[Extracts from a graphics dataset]
┌──
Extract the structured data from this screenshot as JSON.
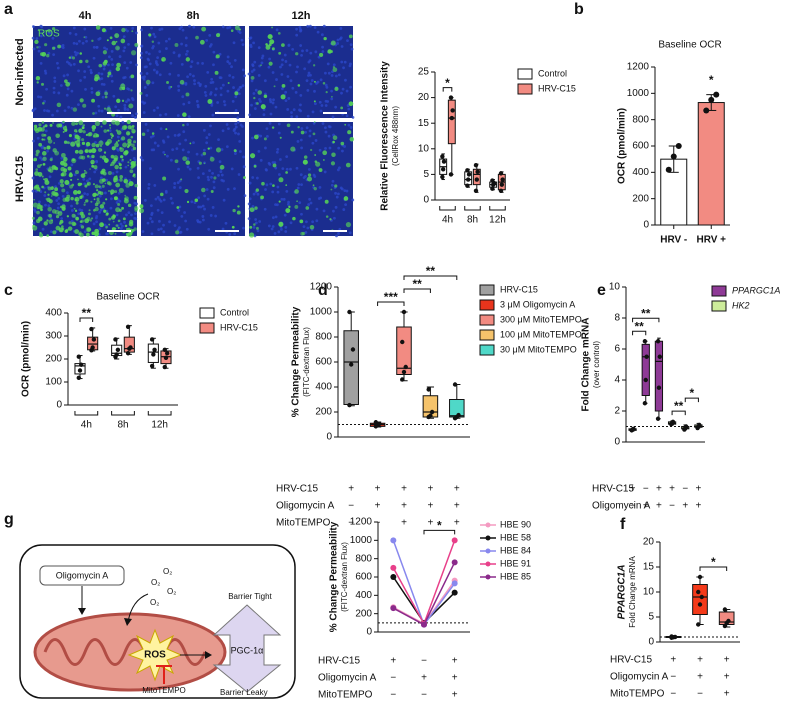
{
  "panels": [
    "a",
    "b",
    "c",
    "d",
    "e",
    "f",
    "g"
  ],
  "microscopy": {
    "columns": [
      "4h",
      "8h",
      "12h"
    ],
    "rows": [
      "Non-infected",
      "HRV-C15"
    ],
    "stain": "ROS"
  },
  "diagram": {
    "inhibitor": "Oligomycin A",
    "oxygen": [
      "O₂",
      "O₂",
      "O₂",
      "O₂"
    ],
    "ros": "ROS",
    "antioxidant": "MitoTEMPO",
    "regulator": "PGC-1α",
    "tight": "Barrier Tight",
    "leaky": "Barrier Leaky"
  },
  "chart_data": [
    {
      "type": "box",
      "ylabel": "Relative Fluorescence Intensity",
      "ylabel_sub": "(CellRox 488nm)",
      "categories": [
        "4h",
        "8h",
        "12h"
      ],
      "ylim": [
        0,
        25
      ],
      "yticks": [
        0,
        5,
        10,
        15,
        20,
        25
      ],
      "series": [
        {
          "name": "Control",
          "color": "#ffffff",
          "boxes": [
            {
              "min": 4,
              "q1": 5,
              "median": 6.5,
              "q3": 8,
              "max": 9,
              "points": [
                4.5,
                6,
                7.5,
                8.5
              ]
            },
            {
              "min": 2.5,
              "q1": 3,
              "median": 4,
              "q3": 5.5,
              "max": 6,
              "points": [
                2.8,
                4,
                5,
                5.8
              ]
            },
            {
              "min": 2,
              "q1": 2.5,
              "median": 3,
              "q3": 3.5,
              "max": 4,
              "points": [
                2.2,
                3,
                3.3,
                3.8
              ]
            }
          ]
        },
        {
          "name": "HRV-C15",
          "color": "#f28b82",
          "boxes": [
            {
              "min": 5,
              "q1": 11,
              "median": 16,
              "q3": 19.5,
              "max": 20,
              "points": [
                5,
                16,
                17.5,
                20
              ]
            },
            {
              "min": 1.5,
              "q1": 3,
              "median": 5,
              "q3": 6,
              "max": 7,
              "points": [
                1.8,
                4,
                5.5,
                6.8
              ]
            },
            {
              "min": 1.5,
              "q1": 2,
              "median": 3.5,
              "q3": 5,
              "max": 5.5,
              "points": [
                1.8,
                3,
                4,
                5.2
              ]
            }
          ]
        }
      ],
      "significance": [
        {
          "from": 0,
          "to": 1,
          "label": "*"
        }
      ]
    },
    {
      "type": "bar",
      "title": "Baseline OCR",
      "ylabel": "OCR (pmol/min)",
      "categories": [
        "HRV -",
        "HRV +"
      ],
      "values": [
        500,
        930
      ],
      "errors": [
        100,
        60
      ],
      "points": [
        [
          420,
          520,
          600
        ],
        [
          870,
          950,
          990
        ]
      ],
      "colors": [
        "#ffffff",
        "#f28b82"
      ],
      "ylim": [
        0,
        1200
      ],
      "yticks": [
        0,
        200,
        400,
        600,
        800,
        1000,
        1200
      ],
      "significance": [
        {
          "from": 1,
          "to": 1,
          "label": "*"
        }
      ]
    },
    {
      "type": "box",
      "title": "Baseline OCR",
      "ylabel": "OCR (pmol/min)",
      "categories": [
        "4h",
        "8h",
        "12h"
      ],
      "ylim": [
        0,
        400
      ],
      "yticks": [
        0,
        100,
        200,
        300,
        400
      ],
      "series": [
        {
          "name": "Control",
          "color": "#ffffff",
          "boxes": [
            {
              "min": 115,
              "q1": 135,
              "median": 170,
              "q3": 180,
              "max": 215,
              "points": [
                118,
                150,
                175,
                210
              ]
            },
            {
              "min": 200,
              "q1": 215,
              "median": 225,
              "q3": 260,
              "max": 290,
              "points": [
                210,
                220,
                240,
                285
              ]
            },
            {
              "min": 160,
              "q1": 185,
              "median": 230,
              "q3": 265,
              "max": 290,
              "points": [
                170,
                220,
                240,
                285
              ]
            }
          ]
        },
        {
          "name": "HRV-C15",
          "color": "#f28b82",
          "boxes": [
            {
              "min": 235,
              "q1": 240,
              "median": 265,
              "q3": 295,
              "max": 335,
              "points": [
                238,
                250,
                285,
                330
              ]
            },
            {
              "min": 220,
              "q1": 230,
              "median": 245,
              "q3": 295,
              "max": 345,
              "points": [
                225,
                245,
                250,
                340
              ]
            },
            {
              "min": 160,
              "q1": 180,
              "median": 210,
              "q3": 235,
              "max": 245,
              "points": [
                165,
                205,
                225,
                240
              ]
            }
          ]
        }
      ],
      "significance": [
        {
          "from": 0,
          "to": 1,
          "label": "**"
        }
      ]
    },
    {
      "type": "box",
      "ylabel": "% Change Permeability",
      "ylabel_sub": "(FITC-dextran Flux)",
      "ylim": [
        0,
        1200
      ],
      "yticks": [
        0,
        200,
        400,
        600,
        800,
        1000,
        1200
      ],
      "refline": 100,
      "series": [
        {
          "name": "HRV-C15",
          "color": "#a0a0a0",
          "boxes": [
            {
              "min": 250,
              "q1": 260,
              "median": 600,
              "q3": 850,
              "max": 1000,
              "points": [
                255,
                580,
                700,
                1000
              ]
            }
          ]
        },
        {
          "name": "3 μM Oligomycin A",
          "color": "#e8341c",
          "boxes": [
            {
              "min": 80,
              "q1": 85,
              "median": 100,
              "q3": 110,
              "max": 120,
              "points": [
                85,
                95,
                105,
                118
              ]
            }
          ]
        },
        {
          "name": "300 μM MitoTEMPO",
          "color": "#f28b82",
          "boxes": [
            {
              "min": 450,
              "q1": 500,
              "median": 550,
              "q3": 880,
              "max": 1000,
              "points": [
                460,
                520,
                560,
                760,
                1000
              ]
            }
          ]
        },
        {
          "name": "100 μM MitoTEMPO",
          "color": "#f5c36b",
          "boxes": [
            {
              "min": 150,
              "q1": 160,
              "median": 200,
              "q3": 330,
              "max": 400,
              "points": [
                160,
                170,
                200,
                380
              ]
            }
          ]
        },
        {
          "name": "30 μM MitoTEMPO",
          "color": "#4fd8c8",
          "boxes": [
            {
              "min": 150,
              "q1": 160,
              "median": 170,
              "q3": 300,
              "max": 420,
              "points": [
                150,
                160,
                175,
                420
              ]
            }
          ]
        }
      ],
      "significance": [
        {
          "from": 1,
          "to": 2,
          "label": "***"
        },
        {
          "from": 2,
          "to": 3,
          "label": "**"
        },
        {
          "from": 2,
          "to": 4,
          "label": "**"
        }
      ],
      "conditions": [
        {
          "label": "HRV-C15",
          "signs": [
            "+",
            "+",
            "+",
            "+",
            "+"
          ]
        },
        {
          "label": "Oligomycin A",
          "signs": [
            "−",
            "+",
            "+",
            "+",
            "+"
          ]
        },
        {
          "label": "MitoTEMPO",
          "signs": [
            "−",
            "−",
            "+",
            "+",
            "+"
          ]
        }
      ]
    },
    {
      "type": "box",
      "ylabel": "Fold Change mRNA",
      "ylabel_sub": "(over control)",
      "legend_italic": true,
      "ylim": [
        0,
        10
      ],
      "yticks": [
        0,
        2,
        4,
        6,
        8,
        10
      ],
      "refline": 1,
      "series": [
        {
          "name": "PPARGC1A",
          "color": "#8e3a96",
          "boxes": [
            {
              "min": 0.7,
              "q1": 0.75,
              "median": 0.8,
              "q3": 0.85,
              "max": 0.9,
              "points": [
                0.75,
                0.8,
                0.85
              ]
            },
            {
              "min": 2.5,
              "q1": 3,
              "median": 5.5,
              "q3": 6.3,
              "max": 6.5,
              "points": [
                2.5,
                4,
                5.5,
                6.5
              ]
            },
            {
              "min": 1.5,
              "q1": 2,
              "median": 5.2,
              "q3": 6.5,
              "max": 6.7,
              "points": [
                1.5,
                3.5,
                5.5,
                6.5
              ]
            }
          ]
        },
        {
          "name": "HK2",
          "color": "#cdec9a",
          "boxes": [
            {
              "min": 1.1,
              "q1": 1.15,
              "median": 1.2,
              "q3": 1.3,
              "max": 1.35,
              "points": [
                1.15,
                1.2,
                1.3
              ]
            },
            {
              "min": 0.8,
              "q1": 0.85,
              "median": 0.9,
              "q3": 1.0,
              "max": 1.1,
              "points": [
                0.8,
                0.9,
                1.0
              ]
            },
            {
              "min": 0.9,
              "q1": 0.95,
              "median": 1.0,
              "q3": 1.1,
              "max": 1.2,
              "points": [
                0.9,
                1.0,
                1.1
              ]
            }
          ]
        }
      ],
      "significance": [
        {
          "from": 0,
          "to": 1,
          "label": "**"
        },
        {
          "from": 0,
          "to": 2,
          "label": "**"
        },
        {
          "from": 3,
          "to": 4,
          "label": "**"
        },
        {
          "from": 4,
          "to": 5,
          "label": "*"
        }
      ],
      "conditions": [
        {
          "label": "HRV-C15",
          "signs": [
            "+",
            "−",
            "+",
            "+",
            "−",
            "+"
          ]
        },
        {
          "label": "Oligomycin A",
          "signs": [
            "−",
            "+",
            "+",
            "−",
            "+",
            "+"
          ]
        }
      ]
    },
    {
      "type": "box",
      "ylabel": "PPARGC1A",
      "ylabel_italic": true,
      "ylabel_sub": "Fold Change mRNA",
      "ylim": [
        0,
        20
      ],
      "yticks": [
        0,
        5,
        10,
        15,
        20
      ],
      "refline": 1,
      "series": [
        {
          "color": "#f0f0f0",
          "boxes": [
            {
              "min": 0.8,
              "q1": 0.9,
              "median": 1.0,
              "q3": 1.1,
              "max": 1.2,
              "points": [
                0.85,
                0.95,
                1.0,
                1.1
              ]
            }
          ]
        },
        {
          "color": "#f43a1a",
          "boxes": [
            {
              "min": 3.5,
              "q1": 5.5,
              "median": 9,
              "q3": 11.5,
              "max": 13,
              "points": [
                3.5,
                7.5,
                9,
                10,
                13
              ]
            }
          ]
        },
        {
          "color": "#f28b82",
          "boxes": [
            {
              "min": 3,
              "q1": 3.5,
              "median": 4,
              "q3": 6,
              "max": 6.5,
              "points": [
                3.2,
                3.8,
                4.2,
                6.5
              ]
            }
          ]
        }
      ],
      "significance": [
        {
          "from": 1,
          "to": 2,
          "label": "*"
        }
      ],
      "conditions": [
        {
          "label": "HRV-C15",
          "signs": [
            "+",
            "+",
            "+"
          ]
        },
        {
          "label": "Oligomycin A",
          "signs": [
            "−",
            "+",
            "+"
          ]
        },
        {
          "label": "MitoTEMPO",
          "signs": [
            "−",
            "−",
            "+"
          ]
        }
      ]
    },
    {
      "type": "line",
      "ylabel": "% Change Permeability",
      "ylabel_sub": "(FITC-dextran Flux)",
      "ylim": [
        0,
        1200
      ],
      "yticks": [
        0,
        200,
        400,
        600,
        800,
        1000,
        1200
      ],
      "refline": 100,
      "series": [
        {
          "name": "HBE 90",
          "color": "#f49ac1",
          "values": [
            270,
            90,
            560
          ]
        },
        {
          "name": "HBE 58",
          "color": "#111111",
          "values": [
            600,
            100,
            430
          ]
        },
        {
          "name": "HBE 84",
          "color": "#8888ee",
          "values": [
            1000,
            80,
            530
          ]
        },
        {
          "name": "HBE 91",
          "color": "#e8408a",
          "values": [
            700,
            90,
            1000
          ]
        },
        {
          "name": "HBE 85",
          "color": "#8b2a8b",
          "values": [
            260,
            80,
            760
          ]
        }
      ],
      "significance": [
        {
          "from": 1,
          "to": 2,
          "label": "*"
        }
      ],
      "conditions": [
        {
          "label": "HRV-C15",
          "signs": [
            "+",
            "−",
            "+"
          ]
        },
        {
          "label": "Oligomycin A",
          "signs": [
            "−",
            "+",
            "+"
          ]
        },
        {
          "label": "MitoTEMPO",
          "signs": [
            "−",
            "−",
            "+"
          ]
        }
      ]
    }
  ]
}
└──
### WORK REQUIRED
Your reply must be one number: the count of lines in the records above that contain the string "mRNA".

### RESULT OF THE TASK
2